Exercise aim
Leaving out all images, write out the records that follow exactly.

Record set
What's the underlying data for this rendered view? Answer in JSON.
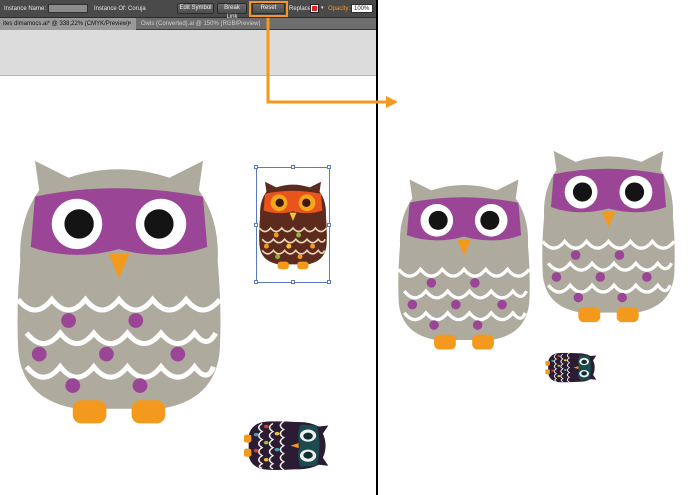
{
  "control_bar": {
    "instance_name_label": "Instance Name:",
    "instance_of_label": "Instance Of: Coruja",
    "edit_symbol_label": "Edit Symbol",
    "break_link_label": "Break Link",
    "reset_label": "Reset",
    "replace_label": "Replace:",
    "opacity_label": "Opacity:",
    "opacity_value": "100%"
  },
  "tabs": [
    {
      "label": "ites dimamocs.ai* @ 338,22% (CMYK/Preview)",
      "active": true
    },
    {
      "label": "Owls (Converted).ai @ 150% (RGB/Preview)",
      "active": false
    }
  ],
  "colors": {
    "highlight_orange": "#f39a1e",
    "gray_owl_body": "#aeaa9e",
    "gray_owl_mask": "#9b4596",
    "gray_owl_feet": "#f39a1e",
    "brown_owl_body": "#5d2b1e",
    "brown_owl_mask": "#e9531c",
    "dark_owl_body": "#2b1c33",
    "dark_owl_mask": "#1d4a4f"
  },
  "icons": {
    "tab_close": "close-icon",
    "dropdown": "chevron-down-icon"
  }
}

Result of the task
What's the underlying data for this rendered view? Answer in JSON.
{
  "control_bar": {
    "instance_name_label": "Instance Name:",
    "instance_of_label": "Instance Of: Coruja",
    "edit_symbol_label": "Edit Symbol",
    "break_link_label": "Break Link",
    "reset_label": "Reset",
    "replace_label": "Replace:",
    "opacity_label": "Opacity:",
    "opacity_value": "100%"
  },
  "tabs": [
    {
      "label": "ites dimamocs.ai* @ 338,22% (CMYK/Preview)",
      "active": true
    },
    {
      "label": "Owls (Converted).ai @ 150% (RGB/Preview)",
      "active": false
    }
  ],
  "colors": {
    "highlight_orange": "#f39a1e",
    "gray_owl_body": "#aeaa9e",
    "gray_owl_mask": "#9b4596",
    "gray_owl_feet": "#f39a1e",
    "brown_owl_body": "#5d2b1e",
    "brown_owl_mask": "#e9531c",
    "dark_owl_body": "#2b1c33",
    "dark_owl_mask": "#1d4a4f"
  },
  "icons": {
    "tab_close": "close-icon",
    "dropdown": "chevron-down-icon"
  }
}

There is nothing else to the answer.